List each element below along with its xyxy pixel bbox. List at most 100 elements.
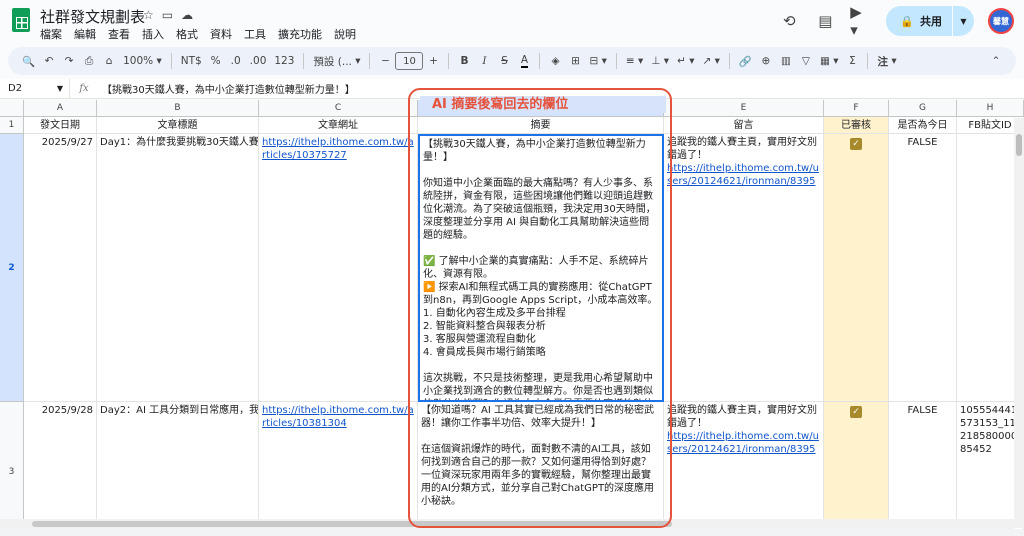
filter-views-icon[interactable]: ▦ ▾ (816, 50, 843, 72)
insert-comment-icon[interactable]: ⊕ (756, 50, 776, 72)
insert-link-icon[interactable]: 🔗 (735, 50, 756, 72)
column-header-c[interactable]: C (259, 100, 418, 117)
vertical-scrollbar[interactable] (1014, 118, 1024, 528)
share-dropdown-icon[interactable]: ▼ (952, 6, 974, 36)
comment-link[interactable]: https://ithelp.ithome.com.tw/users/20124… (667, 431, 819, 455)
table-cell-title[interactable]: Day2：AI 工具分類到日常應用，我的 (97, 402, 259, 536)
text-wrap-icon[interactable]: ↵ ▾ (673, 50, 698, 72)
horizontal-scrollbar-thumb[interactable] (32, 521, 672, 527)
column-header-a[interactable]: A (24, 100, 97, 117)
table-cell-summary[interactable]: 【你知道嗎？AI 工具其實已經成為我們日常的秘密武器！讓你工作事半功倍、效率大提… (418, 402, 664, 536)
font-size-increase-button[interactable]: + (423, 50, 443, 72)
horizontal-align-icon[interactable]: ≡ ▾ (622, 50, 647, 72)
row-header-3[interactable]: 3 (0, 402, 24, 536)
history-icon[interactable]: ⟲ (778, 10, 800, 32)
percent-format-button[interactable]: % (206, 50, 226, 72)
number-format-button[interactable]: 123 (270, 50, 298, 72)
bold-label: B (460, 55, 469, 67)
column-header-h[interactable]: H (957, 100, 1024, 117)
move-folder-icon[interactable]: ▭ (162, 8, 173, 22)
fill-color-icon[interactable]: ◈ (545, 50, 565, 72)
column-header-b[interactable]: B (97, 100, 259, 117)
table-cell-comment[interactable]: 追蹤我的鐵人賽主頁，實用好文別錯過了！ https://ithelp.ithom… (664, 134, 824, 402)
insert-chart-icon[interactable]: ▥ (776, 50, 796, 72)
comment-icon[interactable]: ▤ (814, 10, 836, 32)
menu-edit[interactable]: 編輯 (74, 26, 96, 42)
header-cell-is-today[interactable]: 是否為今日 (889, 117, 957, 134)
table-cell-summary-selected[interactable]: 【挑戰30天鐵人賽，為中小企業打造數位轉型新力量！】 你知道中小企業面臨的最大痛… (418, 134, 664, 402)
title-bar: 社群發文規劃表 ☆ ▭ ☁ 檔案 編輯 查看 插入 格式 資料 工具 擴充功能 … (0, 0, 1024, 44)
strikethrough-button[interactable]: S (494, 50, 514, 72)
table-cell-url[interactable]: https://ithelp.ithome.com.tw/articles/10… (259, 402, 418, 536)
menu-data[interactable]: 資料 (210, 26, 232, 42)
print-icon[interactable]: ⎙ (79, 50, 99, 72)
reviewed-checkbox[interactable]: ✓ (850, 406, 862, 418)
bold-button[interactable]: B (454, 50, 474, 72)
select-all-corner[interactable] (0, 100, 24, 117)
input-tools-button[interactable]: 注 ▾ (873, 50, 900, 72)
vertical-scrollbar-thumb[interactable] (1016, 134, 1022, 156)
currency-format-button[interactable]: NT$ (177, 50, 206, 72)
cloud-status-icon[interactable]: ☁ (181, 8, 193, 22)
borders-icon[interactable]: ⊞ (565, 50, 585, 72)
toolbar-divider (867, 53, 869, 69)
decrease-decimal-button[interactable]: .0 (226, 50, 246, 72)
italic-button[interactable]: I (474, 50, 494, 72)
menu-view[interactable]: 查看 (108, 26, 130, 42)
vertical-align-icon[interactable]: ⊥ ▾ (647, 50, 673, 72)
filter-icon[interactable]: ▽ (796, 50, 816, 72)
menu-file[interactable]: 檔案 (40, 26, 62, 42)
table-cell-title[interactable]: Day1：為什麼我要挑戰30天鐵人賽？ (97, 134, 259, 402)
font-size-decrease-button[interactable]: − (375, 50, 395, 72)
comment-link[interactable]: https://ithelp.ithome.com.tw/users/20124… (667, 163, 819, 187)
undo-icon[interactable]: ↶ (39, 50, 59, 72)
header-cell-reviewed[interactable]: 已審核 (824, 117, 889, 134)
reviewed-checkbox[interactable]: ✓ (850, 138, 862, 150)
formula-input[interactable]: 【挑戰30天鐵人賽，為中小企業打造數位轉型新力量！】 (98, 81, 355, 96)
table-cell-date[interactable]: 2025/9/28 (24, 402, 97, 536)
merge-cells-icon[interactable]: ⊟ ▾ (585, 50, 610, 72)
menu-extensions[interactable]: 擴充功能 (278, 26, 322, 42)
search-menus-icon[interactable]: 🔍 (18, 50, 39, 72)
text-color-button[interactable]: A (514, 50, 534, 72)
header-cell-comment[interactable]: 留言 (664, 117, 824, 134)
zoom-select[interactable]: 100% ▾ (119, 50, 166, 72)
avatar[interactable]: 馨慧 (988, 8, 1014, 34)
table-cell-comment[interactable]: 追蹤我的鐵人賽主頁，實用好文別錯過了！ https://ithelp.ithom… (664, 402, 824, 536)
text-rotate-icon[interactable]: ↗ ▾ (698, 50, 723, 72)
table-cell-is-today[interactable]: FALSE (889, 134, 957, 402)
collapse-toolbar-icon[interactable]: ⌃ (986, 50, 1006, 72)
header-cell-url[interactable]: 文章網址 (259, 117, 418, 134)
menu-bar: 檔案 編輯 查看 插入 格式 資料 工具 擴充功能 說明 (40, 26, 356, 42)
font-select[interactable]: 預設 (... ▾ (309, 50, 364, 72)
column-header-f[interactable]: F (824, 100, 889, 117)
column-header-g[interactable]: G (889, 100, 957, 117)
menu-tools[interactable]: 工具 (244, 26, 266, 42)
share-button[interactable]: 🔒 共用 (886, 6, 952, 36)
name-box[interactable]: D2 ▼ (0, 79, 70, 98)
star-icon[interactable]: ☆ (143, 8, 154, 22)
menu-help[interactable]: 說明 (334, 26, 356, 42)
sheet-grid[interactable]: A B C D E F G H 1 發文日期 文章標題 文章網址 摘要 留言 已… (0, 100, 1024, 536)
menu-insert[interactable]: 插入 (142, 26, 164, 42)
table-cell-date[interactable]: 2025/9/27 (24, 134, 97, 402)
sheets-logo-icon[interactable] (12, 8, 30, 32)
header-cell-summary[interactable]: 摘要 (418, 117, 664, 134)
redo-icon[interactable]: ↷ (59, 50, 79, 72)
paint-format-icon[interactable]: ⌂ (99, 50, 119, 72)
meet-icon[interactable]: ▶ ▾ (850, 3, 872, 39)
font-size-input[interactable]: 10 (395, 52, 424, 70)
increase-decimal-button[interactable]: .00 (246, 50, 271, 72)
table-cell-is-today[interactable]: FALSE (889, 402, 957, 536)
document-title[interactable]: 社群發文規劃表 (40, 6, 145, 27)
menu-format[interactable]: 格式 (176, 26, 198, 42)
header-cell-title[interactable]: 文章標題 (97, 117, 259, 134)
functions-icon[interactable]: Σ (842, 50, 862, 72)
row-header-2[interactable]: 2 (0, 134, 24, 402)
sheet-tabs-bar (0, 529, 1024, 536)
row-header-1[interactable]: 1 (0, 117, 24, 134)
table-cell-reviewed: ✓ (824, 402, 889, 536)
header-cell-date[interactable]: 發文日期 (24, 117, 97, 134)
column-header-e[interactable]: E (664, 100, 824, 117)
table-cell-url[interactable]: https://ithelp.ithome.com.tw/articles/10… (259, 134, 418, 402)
-------
Written exercise: Convert the lines into a JSON list of strings, one string per line and no blank lines. Begin at the line that has "filter-views-icon[interactable]: ▦ ▾" and stop after the line that has "input-tools-button[interactable]: 注 ▾".

Correct answer:
[
  "filter-views-icon[interactable]: ▦ ▾ (816, 50, 843, 72)",
  "insert-comment-icon[interactable]: ⊕ (756, 50, 776, 72)",
  "insert-link-icon[interactable]: 🔗 (735, 50, 756, 72)",
  "column-header-c[interactable]: C (259, 100, 418, 117)",
  "vertical-scrollbar[interactable] (1014, 118, 1024, 528)",
  "share-dropdown-icon[interactable]: ▼ (952, 6, 974, 36)",
  "comment-link[interactable]: https://ithelp.ithome.com.tw/users/20124… (667, 431, 819, 455)",
  "table-cell-title[interactable]: Day2：AI 工具分類到日常應用，我的 (97, 402, 259, 536)",
  "text-wrap-icon[interactable]: ↵ ▾ (673, 50, 698, 72)",
  "horizontal-scrollbar-thumb[interactable] (32, 521, 672, 527)",
  "column-header-a[interactable]: A (24, 100, 97, 117)",
  "table-cell-summary[interactable]: 【你知道嗎？AI 工具其實已經成為我們日常的秘密武器！讓你工作事半功倍、效率大提… (418, 402, 664, 536)",
  "font-size-increase-button[interactable]: + (423, 50, 443, 72)",
  "horizontal-align-icon[interactable]: ≡ ▾ (622, 50, 647, 72)",
  "row-header-3[interactable]: 3 (0, 402, 24, 536)",
  "history-icon[interactable]: ⟲ (778, 10, 800, 32)",
  "percent-format-button[interactable]: % (206, 50, 226, 72)",
  "number-format-button[interactable]: 123 (270, 50, 298, 72)",
  "bold-label: B (460, 55, 469, 67)",
  "column-header-h[interactable]: H (957, 100, 1024, 117)",
  "move-folder-icon[interactable]: ▭ (162, 8, 173, 22)",
  "fill-color-icon[interactable]: ◈ (545, 50, 565, 72)",
  "column-header-b[interactable]: B (97, 100, 259, 117)",
  "table-cell-comment[interactable]: 追蹤我的鐵人賽主頁，實用好文別錯過了！ https://ithelp.ithom… (664, 134, 824, 402)",
  "insert-chart-icon[interactable]: ▥ (776, 50, 796, 72)",
  "comment-icon[interactable]: ▤ (814, 10, 836, 32)",
  "menu-edit[interactable]: 編輯 (74, 26, 96, 42)",
  "header-cell-is-today[interactable]: 是否為今日 (889, 117, 957, 134)",
  "table-cell-summary-selected[interactable]: 【挑戰30天鐵人賽，為中小企業打造數位轉型新力量！】 你知道中小企業面臨的最大痛… (418, 134, 664, 402)",
  "title-bar: 社群發文規劃表 ☆ ▭ ☁ 檔案 編輯 查看 插入 格式 資料 工具 擴充功能 … (0, 0, 1024, 44)",
  "strikethrough-button[interactable]: S (494, 50, 514, 72)",
  "table-cell-url[interactable]: https://ithelp.ithome.com.tw/articles/10… (259, 402, 418, 536)",
  "menu-data[interactable]: 資料 (210, 26, 232, 42)",
  "print-icon[interactable]: ⎙ (79, 50, 99, 72)",
  "reviewed-checkbox[interactable]: ✓ (850, 406, 862, 418)",
  "bold-button[interactable]: B (454, 50, 474, 72)",
  "select-all-corner[interactable] (0, 100, 24, 117)",
  "input-tools-button[interactable]: 注 ▾ (873, 50, 900, 72)"
]